***** Task material
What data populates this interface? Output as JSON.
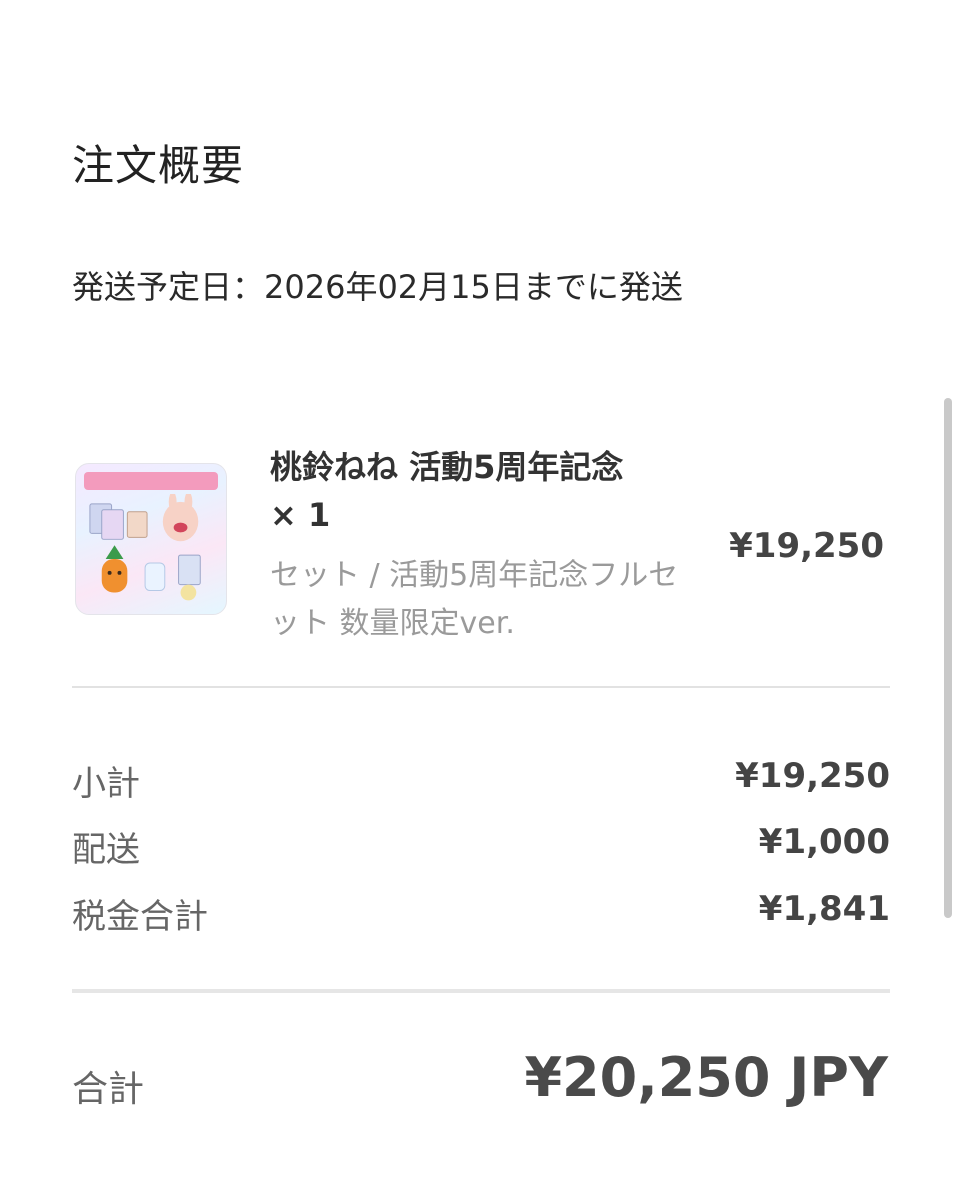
{
  "order_summary": {
    "title": "注文概要",
    "ship_date": "発送予定日：2026年02月15日までに発送"
  },
  "product": {
    "thumbnail_icon": "product-set-image",
    "name": "桃鈴ねね 活動5周年記念 × 1",
    "variant": "セット / 活動5周年記念フルセット 数量限定ver.",
    "price": "¥19,250"
  },
  "summary": {
    "subtotal_label": "小計",
    "subtotal_value": "¥19,250",
    "shipping_label": "配送",
    "shipping_value": "¥1,000",
    "tax_label": "税金合計",
    "tax_value": "¥1,841"
  },
  "total": {
    "label": "合計",
    "value": "¥20,250 JPY"
  }
}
**********
Transcribe every line in the entries above, taking out only the images.

What data populates this interface? Output as JSON.
{
  "order_summary": {
    "title": "注文概要",
    "ship_date": "発送予定日：2026年02月15日までに発送"
  },
  "product": {
    "thumbnail_icon": "product-set-image",
    "name": "桃鈴ねね 活動5周年記念 × 1",
    "variant": "セット / 活動5周年記念フルセット 数量限定ver.",
    "price": "¥19,250"
  },
  "summary": {
    "subtotal_label": "小計",
    "subtotal_value": "¥19,250",
    "shipping_label": "配送",
    "shipping_value": "¥1,000",
    "tax_label": "税金合計",
    "tax_value": "¥1,841"
  },
  "total": {
    "label": "合計",
    "value": "¥20,250 JPY"
  }
}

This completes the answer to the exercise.